Parte del documento:
============

    Daccordissimo con l’analisi.
    Tutto da buttare, noia e sofferenza nel vedere questa puntata.
    Voglio essere masochista e vi dirò:
    il cliffangher finale mi da molte speranze era il colpo di scena ( per quanto comunque atteso e telefonato) che ci voleva per smuovere le acque e dare una sterzata a questa metà di stagione davvero inqualificabile ed imbarazzante.
    Vedremo se quei mentecatti degli autori riusciranno a sfruttare al meglio le potenzialità della bellissima e bravissima hannah mackay

     
    • Joy Black scrive:

      Mah! Io non sono ottimista. Tanto probabilmente ci sarà la solita sferzata alla storia verso alla fine, come sempre, ma non si può assolutamente gestire così una stagione finale. E’ imperdonabile.

       
  3. aldo scrive:

    Sto leggendo queste recensioni sull’ottava ed ultima stagione di Dexter e continuo a percepire un pessimismo ed una negatività eccessiva. E pieno di serie che si, relmente FANNO SCHIFO ma lasciare intendere che questa ultima stagione sia LAMM..DA….no dai vi prego…. A volte mi sembra di leggere critiche solo per il gusto di farlo, come un gioco al massacro compiaciuto.
============
Cosa fare 1: Di quale stagione di Dexter parlano i commenti su Dexter?
Cosa fare 2: Traduci in inglese questa frase presa dai commenti su Dexter: «Tanto probabilmente ci sarà la solita sferzata alla storia verso alla fine, come sempre, ma non si può assolutamente gestire così una stagione finale.»
Il materiale non c'entra niente con i commenti su Dexter.
============
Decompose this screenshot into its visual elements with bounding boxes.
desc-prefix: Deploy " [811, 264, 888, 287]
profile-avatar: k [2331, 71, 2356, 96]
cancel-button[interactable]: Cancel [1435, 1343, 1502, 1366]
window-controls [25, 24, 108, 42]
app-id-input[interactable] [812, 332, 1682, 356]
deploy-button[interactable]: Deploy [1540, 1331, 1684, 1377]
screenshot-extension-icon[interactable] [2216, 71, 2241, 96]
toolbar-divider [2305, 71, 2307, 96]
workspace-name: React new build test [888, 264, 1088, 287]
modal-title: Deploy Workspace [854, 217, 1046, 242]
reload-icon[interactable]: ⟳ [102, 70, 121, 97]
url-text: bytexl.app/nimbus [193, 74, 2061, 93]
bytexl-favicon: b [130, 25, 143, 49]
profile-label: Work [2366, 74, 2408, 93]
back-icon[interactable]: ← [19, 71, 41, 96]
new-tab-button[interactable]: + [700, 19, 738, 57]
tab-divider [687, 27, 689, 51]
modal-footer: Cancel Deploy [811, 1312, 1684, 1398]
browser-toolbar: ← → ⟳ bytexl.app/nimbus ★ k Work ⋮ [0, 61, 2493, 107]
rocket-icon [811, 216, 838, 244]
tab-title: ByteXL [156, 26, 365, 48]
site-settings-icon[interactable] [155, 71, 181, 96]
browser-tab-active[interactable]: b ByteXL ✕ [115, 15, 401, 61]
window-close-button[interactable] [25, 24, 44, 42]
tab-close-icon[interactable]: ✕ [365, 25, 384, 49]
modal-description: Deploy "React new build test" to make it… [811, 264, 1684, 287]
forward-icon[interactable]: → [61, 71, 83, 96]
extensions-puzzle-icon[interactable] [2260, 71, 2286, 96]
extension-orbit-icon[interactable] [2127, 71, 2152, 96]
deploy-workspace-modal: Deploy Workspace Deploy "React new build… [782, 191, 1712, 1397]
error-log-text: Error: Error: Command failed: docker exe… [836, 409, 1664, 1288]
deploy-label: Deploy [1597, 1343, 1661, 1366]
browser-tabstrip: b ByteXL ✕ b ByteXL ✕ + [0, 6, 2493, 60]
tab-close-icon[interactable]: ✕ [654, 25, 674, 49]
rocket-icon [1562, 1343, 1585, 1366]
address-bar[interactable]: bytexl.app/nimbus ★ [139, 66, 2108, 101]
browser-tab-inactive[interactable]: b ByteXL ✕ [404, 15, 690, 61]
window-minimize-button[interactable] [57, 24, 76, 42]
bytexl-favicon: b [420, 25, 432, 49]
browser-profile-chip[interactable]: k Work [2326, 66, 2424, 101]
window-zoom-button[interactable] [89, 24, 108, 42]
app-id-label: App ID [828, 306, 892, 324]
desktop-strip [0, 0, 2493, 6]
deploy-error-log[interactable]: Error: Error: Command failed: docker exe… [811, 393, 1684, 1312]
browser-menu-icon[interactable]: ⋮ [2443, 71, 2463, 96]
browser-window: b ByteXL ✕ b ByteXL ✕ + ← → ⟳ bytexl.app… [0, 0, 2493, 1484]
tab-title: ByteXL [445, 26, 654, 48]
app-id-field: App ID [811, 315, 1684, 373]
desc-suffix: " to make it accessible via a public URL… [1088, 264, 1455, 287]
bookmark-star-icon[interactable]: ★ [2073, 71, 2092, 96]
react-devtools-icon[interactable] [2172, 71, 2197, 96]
============
Risposta 1: Dell'ottava e ultima stagione.

Risposta 2: Most likely there will be the usual jolt to the story toward the end, as always, but a final season absolutely can't be handled this way.